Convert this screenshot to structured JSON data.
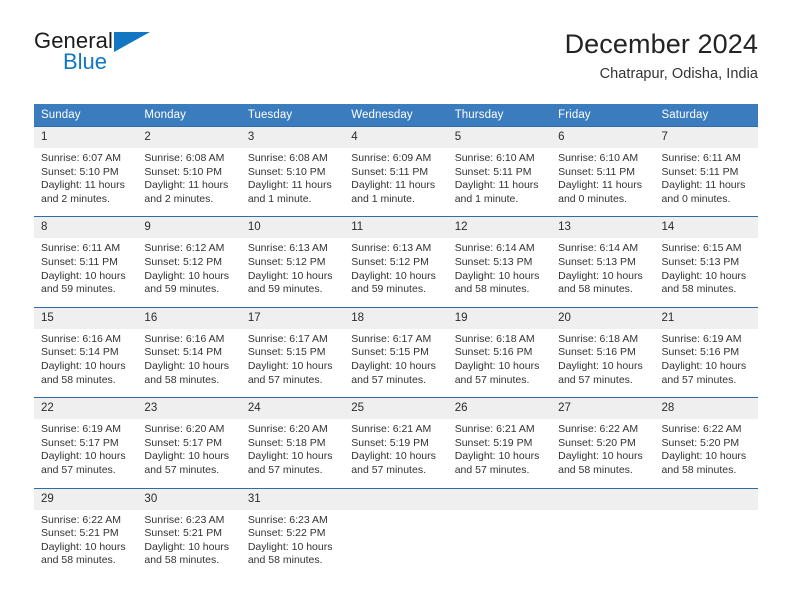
{
  "logo": {
    "text_primary": "General",
    "text_secondary": "Blue",
    "primary_color": "#1b1b1b",
    "accent_color": "#1277c2"
  },
  "header": {
    "title": "December 2024",
    "subtitle": "Chatrapur, Odisha, India"
  },
  "theme": {
    "header_row_bg": "#3a7cbe",
    "header_row_text": "#ffffff",
    "daynum_bg": "#efefef",
    "grid_line": "#2f6ca8",
    "body_text": "#333333"
  },
  "calendar": {
    "weekday_headers": [
      "Sunday",
      "Monday",
      "Tuesday",
      "Wednesday",
      "Thursday",
      "Friday",
      "Saturday"
    ],
    "weeks": [
      [
        {
          "day": "1",
          "sunrise": "Sunrise: 6:07 AM",
          "sunset": "Sunset: 5:10 PM",
          "daylight_line1": "Daylight: 11 hours",
          "daylight_line2": "and 2 minutes."
        },
        {
          "day": "2",
          "sunrise": "Sunrise: 6:08 AM",
          "sunset": "Sunset: 5:10 PM",
          "daylight_line1": "Daylight: 11 hours",
          "daylight_line2": "and 2 minutes."
        },
        {
          "day": "3",
          "sunrise": "Sunrise: 6:08 AM",
          "sunset": "Sunset: 5:10 PM",
          "daylight_line1": "Daylight: 11 hours",
          "daylight_line2": "and 1 minute."
        },
        {
          "day": "4",
          "sunrise": "Sunrise: 6:09 AM",
          "sunset": "Sunset: 5:11 PM",
          "daylight_line1": "Daylight: 11 hours",
          "daylight_line2": "and 1 minute."
        },
        {
          "day": "5",
          "sunrise": "Sunrise: 6:10 AM",
          "sunset": "Sunset: 5:11 PM",
          "daylight_line1": "Daylight: 11 hours",
          "daylight_line2": "and 1 minute."
        },
        {
          "day": "6",
          "sunrise": "Sunrise: 6:10 AM",
          "sunset": "Sunset: 5:11 PM",
          "daylight_line1": "Daylight: 11 hours",
          "daylight_line2": "and 0 minutes."
        },
        {
          "day": "7",
          "sunrise": "Sunrise: 6:11 AM",
          "sunset": "Sunset: 5:11 PM",
          "daylight_line1": "Daylight: 11 hours",
          "daylight_line2": "and 0 minutes."
        }
      ],
      [
        {
          "day": "8",
          "sunrise": "Sunrise: 6:11 AM",
          "sunset": "Sunset: 5:11 PM",
          "daylight_line1": "Daylight: 10 hours",
          "daylight_line2": "and 59 minutes."
        },
        {
          "day": "9",
          "sunrise": "Sunrise: 6:12 AM",
          "sunset": "Sunset: 5:12 PM",
          "daylight_line1": "Daylight: 10 hours",
          "daylight_line2": "and 59 minutes."
        },
        {
          "day": "10",
          "sunrise": "Sunrise: 6:13 AM",
          "sunset": "Sunset: 5:12 PM",
          "daylight_line1": "Daylight: 10 hours",
          "daylight_line2": "and 59 minutes."
        },
        {
          "day": "11",
          "sunrise": "Sunrise: 6:13 AM",
          "sunset": "Sunset: 5:12 PM",
          "daylight_line1": "Daylight: 10 hours",
          "daylight_line2": "and 59 minutes."
        },
        {
          "day": "12",
          "sunrise": "Sunrise: 6:14 AM",
          "sunset": "Sunset: 5:13 PM",
          "daylight_line1": "Daylight: 10 hours",
          "daylight_line2": "and 58 minutes."
        },
        {
          "day": "13",
          "sunrise": "Sunrise: 6:14 AM",
          "sunset": "Sunset: 5:13 PM",
          "daylight_line1": "Daylight: 10 hours",
          "daylight_line2": "and 58 minutes."
        },
        {
          "day": "14",
          "sunrise": "Sunrise: 6:15 AM",
          "sunset": "Sunset: 5:13 PM",
          "daylight_line1": "Daylight: 10 hours",
          "daylight_line2": "and 58 minutes."
        }
      ],
      [
        {
          "day": "15",
          "sunrise": "Sunrise: 6:16 AM",
          "sunset": "Sunset: 5:14 PM",
          "daylight_line1": "Daylight: 10 hours",
          "daylight_line2": "and 58 minutes."
        },
        {
          "day": "16",
          "sunrise": "Sunrise: 6:16 AM",
          "sunset": "Sunset: 5:14 PM",
          "daylight_line1": "Daylight: 10 hours",
          "daylight_line2": "and 58 minutes."
        },
        {
          "day": "17",
          "sunrise": "Sunrise: 6:17 AM",
          "sunset": "Sunset: 5:15 PM",
          "daylight_line1": "Daylight: 10 hours",
          "daylight_line2": "and 57 minutes."
        },
        {
          "day": "18",
          "sunrise": "Sunrise: 6:17 AM",
          "sunset": "Sunset: 5:15 PM",
          "daylight_line1": "Daylight: 10 hours",
          "daylight_line2": "and 57 minutes."
        },
        {
          "day": "19",
          "sunrise": "Sunrise: 6:18 AM",
          "sunset": "Sunset: 5:16 PM",
          "daylight_line1": "Daylight: 10 hours",
          "daylight_line2": "and 57 minutes."
        },
        {
          "day": "20",
          "sunrise": "Sunrise: 6:18 AM",
          "sunset": "Sunset: 5:16 PM",
          "daylight_line1": "Daylight: 10 hours",
          "daylight_line2": "and 57 minutes."
        },
        {
          "day": "21",
          "sunrise": "Sunrise: 6:19 AM",
          "sunset": "Sunset: 5:16 PM",
          "daylight_line1": "Daylight: 10 hours",
          "daylight_line2": "and 57 minutes."
        }
      ],
      [
        {
          "day": "22",
          "sunrise": "Sunrise: 6:19 AM",
          "sunset": "Sunset: 5:17 PM",
          "daylight_line1": "Daylight: 10 hours",
          "daylight_line2": "and 57 minutes."
        },
        {
          "day": "23",
          "sunrise": "Sunrise: 6:20 AM",
          "sunset": "Sunset: 5:17 PM",
          "daylight_line1": "Daylight: 10 hours",
          "daylight_line2": "and 57 minutes."
        },
        {
          "day": "24",
          "sunrise": "Sunrise: 6:20 AM",
          "sunset": "Sunset: 5:18 PM",
          "daylight_line1": "Daylight: 10 hours",
          "daylight_line2": "and 57 minutes."
        },
        {
          "day": "25",
          "sunrise": "Sunrise: 6:21 AM",
          "sunset": "Sunset: 5:19 PM",
          "daylight_line1": "Daylight: 10 hours",
          "daylight_line2": "and 57 minutes."
        },
        {
          "day": "26",
          "sunrise": "Sunrise: 6:21 AM",
          "sunset": "Sunset: 5:19 PM",
          "daylight_line1": "Daylight: 10 hours",
          "daylight_line2": "and 57 minutes."
        },
        {
          "day": "27",
          "sunrise": "Sunrise: 6:22 AM",
          "sunset": "Sunset: 5:20 PM",
          "daylight_line1": "Daylight: 10 hours",
          "daylight_line2": "and 58 minutes."
        },
        {
          "day": "28",
          "sunrise": "Sunrise: 6:22 AM",
          "sunset": "Sunset: 5:20 PM",
          "daylight_line1": "Daylight: 10 hours",
          "daylight_line2": "and 58 minutes."
        }
      ],
      [
        {
          "day": "29",
          "sunrise": "Sunrise: 6:22 AM",
          "sunset": "Sunset: 5:21 PM",
          "daylight_line1": "Daylight: 10 hours",
          "daylight_line2": "and 58 minutes."
        },
        {
          "day": "30",
          "sunrise": "Sunrise: 6:23 AM",
          "sunset": "Sunset: 5:21 PM",
          "daylight_line1": "Daylight: 10 hours",
          "daylight_line2": "and 58 minutes."
        },
        {
          "day": "31",
          "sunrise": "Sunrise: 6:23 AM",
          "sunset": "Sunset: 5:22 PM",
          "daylight_line1": "Daylight: 10 hours",
          "daylight_line2": "and 58 minutes."
        },
        {
          "day": "",
          "sunrise": "",
          "sunset": "",
          "daylight_line1": "",
          "daylight_line2": ""
        },
        {
          "day": "",
          "sunrise": "",
          "sunset": "",
          "daylight_line1": "",
          "daylight_line2": ""
        },
        {
          "day": "",
          "sunrise": "",
          "sunset": "",
          "daylight_line1": "",
          "daylight_line2": ""
        },
        {
          "day": "",
          "sunrise": "",
          "sunset": "",
          "daylight_line1": "",
          "daylight_line2": ""
        }
      ]
    ]
  }
}
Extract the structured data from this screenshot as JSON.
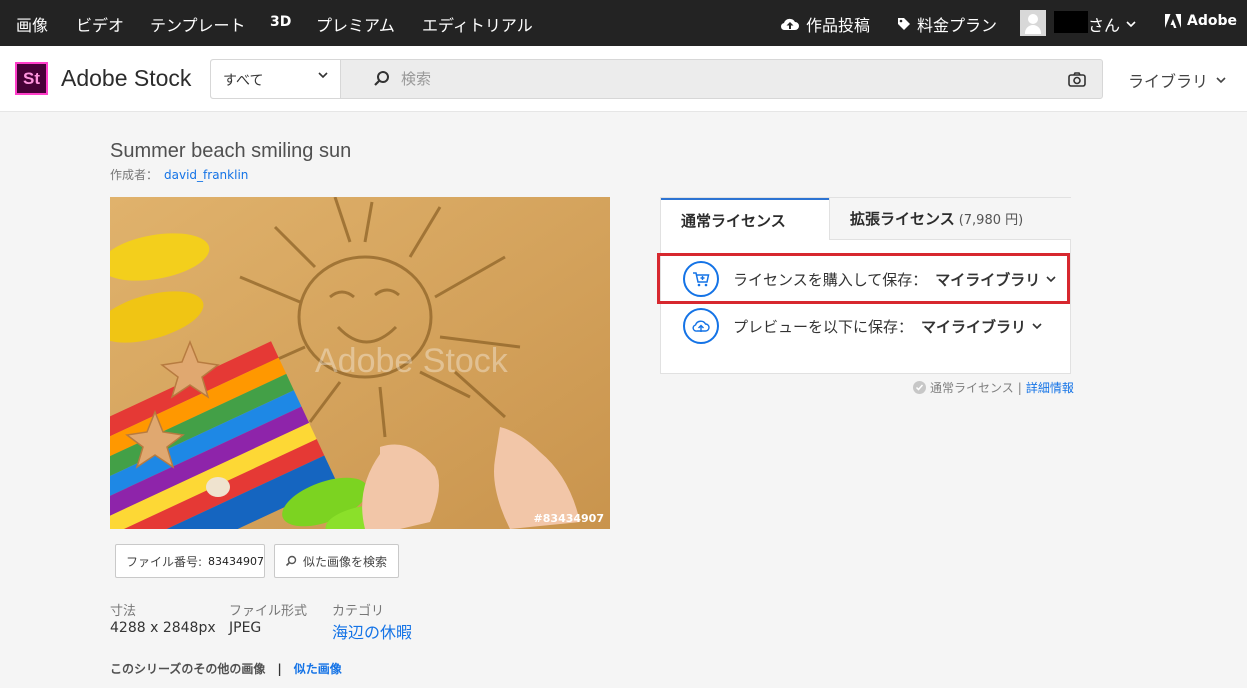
{
  "topnav": {
    "items": [
      "画像",
      "ビデオ",
      "テンプレート",
      "3D",
      "プレミアム",
      "エディトリアル"
    ],
    "contribute_label": "作品投稿",
    "pricing_label": "料金プラン",
    "user_suffix": "さん",
    "adobe_label": "Adobe"
  },
  "header": {
    "brand_mark": "St",
    "brand_name": "Adobe Stock",
    "search_scope": "すべて",
    "search_placeholder": "検索",
    "library_label": "ライブラリ"
  },
  "asset": {
    "title": "Summer beach smiling sun",
    "creator_label": "作成者：",
    "creator_name": "david_franklin",
    "image_id_overlay": "#83434907",
    "watermark": "Adobe Stock",
    "file_button_label": "ファイル番号:",
    "file_number": "83434907",
    "similar_button_label": "似た画像を検索",
    "meta": [
      {
        "label": "寸法",
        "value": "4288 x 2848px"
      },
      {
        "label": "ファイル形式",
        "value": "JPEG"
      },
      {
        "label": "カテゴリ",
        "value": "海辺の休暇"
      }
    ],
    "series_label": "このシリーズのその他の画像",
    "series_separator": "|",
    "similar_link": "似た画像"
  },
  "license": {
    "tab_standard": "通常ライセンス",
    "tab_extended": "拡張ライセンス",
    "tab_extended_price": "(7,980 円)",
    "buy_label": "ライセンスを購入して保存：",
    "buy_target": "マイライブラリ",
    "preview_label": "プレビューを以下に保存：",
    "preview_target": "マイライブラリ",
    "info_label": "通常ライセンス",
    "info_separator": "|",
    "info_link": "詳細情報"
  },
  "colors": {
    "topnav_bg": "#232323",
    "accent_blue": "#1473e6",
    "highlight_red": "#d7282f",
    "stock_logo_bg": "#470137"
  }
}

::::

**WORK TO DO**
Reply with nothing but the number of lines in the data above that contain "value".

**RESPONSE TO THE EXERCISE**
3